#### Aim of the task
Go through the records and show each line where the word "cobre" occurs.

* begin Data shown *

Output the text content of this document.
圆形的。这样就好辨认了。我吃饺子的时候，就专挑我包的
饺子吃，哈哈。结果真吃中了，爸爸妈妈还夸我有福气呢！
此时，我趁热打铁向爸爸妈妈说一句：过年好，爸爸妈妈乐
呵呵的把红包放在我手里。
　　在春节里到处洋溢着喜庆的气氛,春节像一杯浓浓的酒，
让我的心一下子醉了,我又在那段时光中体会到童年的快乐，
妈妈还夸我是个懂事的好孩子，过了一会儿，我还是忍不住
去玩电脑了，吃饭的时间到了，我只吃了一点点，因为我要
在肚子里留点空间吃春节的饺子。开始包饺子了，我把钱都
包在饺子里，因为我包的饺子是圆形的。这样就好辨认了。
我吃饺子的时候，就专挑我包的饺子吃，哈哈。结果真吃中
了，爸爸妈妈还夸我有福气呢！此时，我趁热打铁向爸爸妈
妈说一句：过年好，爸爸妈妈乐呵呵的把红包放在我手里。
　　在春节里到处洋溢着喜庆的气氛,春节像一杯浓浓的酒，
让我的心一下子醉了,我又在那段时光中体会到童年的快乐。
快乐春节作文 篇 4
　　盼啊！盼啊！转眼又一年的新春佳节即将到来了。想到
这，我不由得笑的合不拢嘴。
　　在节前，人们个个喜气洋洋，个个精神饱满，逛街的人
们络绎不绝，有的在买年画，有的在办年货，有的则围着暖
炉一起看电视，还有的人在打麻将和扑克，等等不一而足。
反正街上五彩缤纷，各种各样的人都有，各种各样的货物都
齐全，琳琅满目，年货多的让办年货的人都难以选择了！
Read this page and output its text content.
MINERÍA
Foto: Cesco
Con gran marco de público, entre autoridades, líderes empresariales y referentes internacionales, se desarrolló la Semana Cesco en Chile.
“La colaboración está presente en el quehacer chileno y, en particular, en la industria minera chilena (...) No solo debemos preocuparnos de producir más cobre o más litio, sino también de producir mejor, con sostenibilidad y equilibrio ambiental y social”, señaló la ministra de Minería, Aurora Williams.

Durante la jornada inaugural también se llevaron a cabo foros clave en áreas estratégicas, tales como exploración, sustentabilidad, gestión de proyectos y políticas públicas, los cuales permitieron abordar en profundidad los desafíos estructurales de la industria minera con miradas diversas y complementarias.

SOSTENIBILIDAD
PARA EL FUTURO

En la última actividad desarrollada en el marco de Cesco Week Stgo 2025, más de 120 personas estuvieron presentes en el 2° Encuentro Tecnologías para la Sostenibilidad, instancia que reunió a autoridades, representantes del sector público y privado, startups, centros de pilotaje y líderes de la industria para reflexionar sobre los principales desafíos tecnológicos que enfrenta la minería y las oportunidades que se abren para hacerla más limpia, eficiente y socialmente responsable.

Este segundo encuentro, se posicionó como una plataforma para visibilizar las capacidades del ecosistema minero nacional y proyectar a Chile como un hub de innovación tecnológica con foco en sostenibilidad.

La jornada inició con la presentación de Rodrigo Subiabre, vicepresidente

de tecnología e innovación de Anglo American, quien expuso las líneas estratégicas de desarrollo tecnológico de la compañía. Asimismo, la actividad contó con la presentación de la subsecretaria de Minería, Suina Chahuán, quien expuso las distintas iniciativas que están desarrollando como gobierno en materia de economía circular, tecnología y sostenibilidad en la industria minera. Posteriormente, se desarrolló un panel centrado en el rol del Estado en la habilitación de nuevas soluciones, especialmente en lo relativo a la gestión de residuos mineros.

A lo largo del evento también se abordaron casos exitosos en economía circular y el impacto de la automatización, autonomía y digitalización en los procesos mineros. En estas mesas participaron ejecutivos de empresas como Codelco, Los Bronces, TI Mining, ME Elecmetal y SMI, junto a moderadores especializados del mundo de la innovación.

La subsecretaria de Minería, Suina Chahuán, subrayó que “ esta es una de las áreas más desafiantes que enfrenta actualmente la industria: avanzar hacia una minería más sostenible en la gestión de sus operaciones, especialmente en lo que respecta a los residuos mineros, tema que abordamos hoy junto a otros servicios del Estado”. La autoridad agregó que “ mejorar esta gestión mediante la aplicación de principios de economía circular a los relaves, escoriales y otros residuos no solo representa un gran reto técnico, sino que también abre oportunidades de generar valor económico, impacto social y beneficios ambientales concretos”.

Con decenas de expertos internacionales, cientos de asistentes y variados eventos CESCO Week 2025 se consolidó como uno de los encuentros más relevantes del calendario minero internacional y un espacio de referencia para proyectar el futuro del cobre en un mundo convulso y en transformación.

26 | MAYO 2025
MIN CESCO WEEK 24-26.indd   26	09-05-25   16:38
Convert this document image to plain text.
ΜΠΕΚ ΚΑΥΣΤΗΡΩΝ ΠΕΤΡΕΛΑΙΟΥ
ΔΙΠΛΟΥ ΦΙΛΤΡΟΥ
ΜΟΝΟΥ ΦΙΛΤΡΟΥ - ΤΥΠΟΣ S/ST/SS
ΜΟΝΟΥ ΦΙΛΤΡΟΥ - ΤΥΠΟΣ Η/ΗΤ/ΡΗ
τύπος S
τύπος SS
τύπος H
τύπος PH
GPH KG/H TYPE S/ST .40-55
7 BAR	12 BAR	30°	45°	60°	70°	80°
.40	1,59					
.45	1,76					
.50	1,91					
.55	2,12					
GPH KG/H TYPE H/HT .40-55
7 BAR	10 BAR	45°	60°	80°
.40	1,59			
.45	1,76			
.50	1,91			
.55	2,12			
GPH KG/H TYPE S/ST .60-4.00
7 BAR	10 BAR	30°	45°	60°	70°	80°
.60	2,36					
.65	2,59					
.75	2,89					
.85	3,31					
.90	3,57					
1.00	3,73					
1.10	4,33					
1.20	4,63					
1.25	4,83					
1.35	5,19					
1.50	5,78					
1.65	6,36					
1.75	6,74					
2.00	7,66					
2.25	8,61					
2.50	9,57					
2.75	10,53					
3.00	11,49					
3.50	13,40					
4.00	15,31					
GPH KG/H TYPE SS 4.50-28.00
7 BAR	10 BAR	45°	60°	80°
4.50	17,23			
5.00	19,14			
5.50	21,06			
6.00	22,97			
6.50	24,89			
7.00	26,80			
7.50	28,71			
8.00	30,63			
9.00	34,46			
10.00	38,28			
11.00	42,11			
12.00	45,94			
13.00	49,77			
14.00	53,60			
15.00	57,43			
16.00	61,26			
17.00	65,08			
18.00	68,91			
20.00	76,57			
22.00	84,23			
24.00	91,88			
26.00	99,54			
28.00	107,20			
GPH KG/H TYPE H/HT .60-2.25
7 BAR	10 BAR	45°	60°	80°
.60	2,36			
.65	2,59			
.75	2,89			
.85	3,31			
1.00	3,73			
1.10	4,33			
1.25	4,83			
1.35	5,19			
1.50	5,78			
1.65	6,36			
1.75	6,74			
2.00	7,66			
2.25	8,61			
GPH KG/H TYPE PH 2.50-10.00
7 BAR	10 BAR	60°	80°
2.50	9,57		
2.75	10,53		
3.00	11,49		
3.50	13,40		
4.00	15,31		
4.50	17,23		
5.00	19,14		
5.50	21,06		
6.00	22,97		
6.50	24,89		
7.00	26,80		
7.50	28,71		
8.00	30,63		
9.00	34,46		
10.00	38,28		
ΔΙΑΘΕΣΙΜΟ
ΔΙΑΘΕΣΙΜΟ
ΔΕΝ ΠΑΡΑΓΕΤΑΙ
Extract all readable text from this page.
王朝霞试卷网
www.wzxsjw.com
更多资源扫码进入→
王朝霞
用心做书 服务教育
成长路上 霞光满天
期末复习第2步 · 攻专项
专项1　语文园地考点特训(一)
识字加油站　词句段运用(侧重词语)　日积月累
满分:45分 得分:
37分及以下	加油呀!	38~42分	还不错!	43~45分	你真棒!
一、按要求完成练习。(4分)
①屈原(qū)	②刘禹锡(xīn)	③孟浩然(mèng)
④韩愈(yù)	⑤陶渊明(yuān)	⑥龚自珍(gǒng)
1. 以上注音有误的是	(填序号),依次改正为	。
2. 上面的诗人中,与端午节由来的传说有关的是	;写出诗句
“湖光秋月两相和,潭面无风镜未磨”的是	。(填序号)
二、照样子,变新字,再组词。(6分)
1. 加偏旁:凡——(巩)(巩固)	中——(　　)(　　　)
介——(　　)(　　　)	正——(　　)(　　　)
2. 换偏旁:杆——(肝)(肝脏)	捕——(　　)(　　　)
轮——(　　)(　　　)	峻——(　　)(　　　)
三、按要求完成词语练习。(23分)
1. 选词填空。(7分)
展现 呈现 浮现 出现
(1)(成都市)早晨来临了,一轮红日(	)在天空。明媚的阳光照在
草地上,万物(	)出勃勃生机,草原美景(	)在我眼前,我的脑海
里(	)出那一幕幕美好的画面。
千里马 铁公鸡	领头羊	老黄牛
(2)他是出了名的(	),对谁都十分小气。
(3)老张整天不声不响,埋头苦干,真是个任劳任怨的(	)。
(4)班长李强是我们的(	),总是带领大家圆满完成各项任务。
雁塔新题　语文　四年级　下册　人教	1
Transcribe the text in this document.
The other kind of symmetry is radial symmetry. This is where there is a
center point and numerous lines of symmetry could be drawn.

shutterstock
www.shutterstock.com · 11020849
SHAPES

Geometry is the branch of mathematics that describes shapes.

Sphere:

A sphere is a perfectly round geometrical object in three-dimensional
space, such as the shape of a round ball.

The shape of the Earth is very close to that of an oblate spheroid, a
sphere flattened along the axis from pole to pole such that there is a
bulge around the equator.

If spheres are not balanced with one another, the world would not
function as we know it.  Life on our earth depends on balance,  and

* end Data shown *

#### Full output
“La colaboración está presente en el quehacer chileno y, en particular, en la industria minera chilena (...) No solo debemos preocuparnos de producir más cobre o más litio, sino también de producir mejor, con sostenibilidad y equilibrio ambiental y social”, señaló la ministra de Minería, Aurora Williams.
Con decenas de expertos internacionales, cientos de asistentes y variados eventos CESCO Week 2025 se consolidó como uno de los encuentros más relevantes del calendario minero internacional y un espacio de referencia para proyectar el futuro del cobre en un mundo convulso y en transformación.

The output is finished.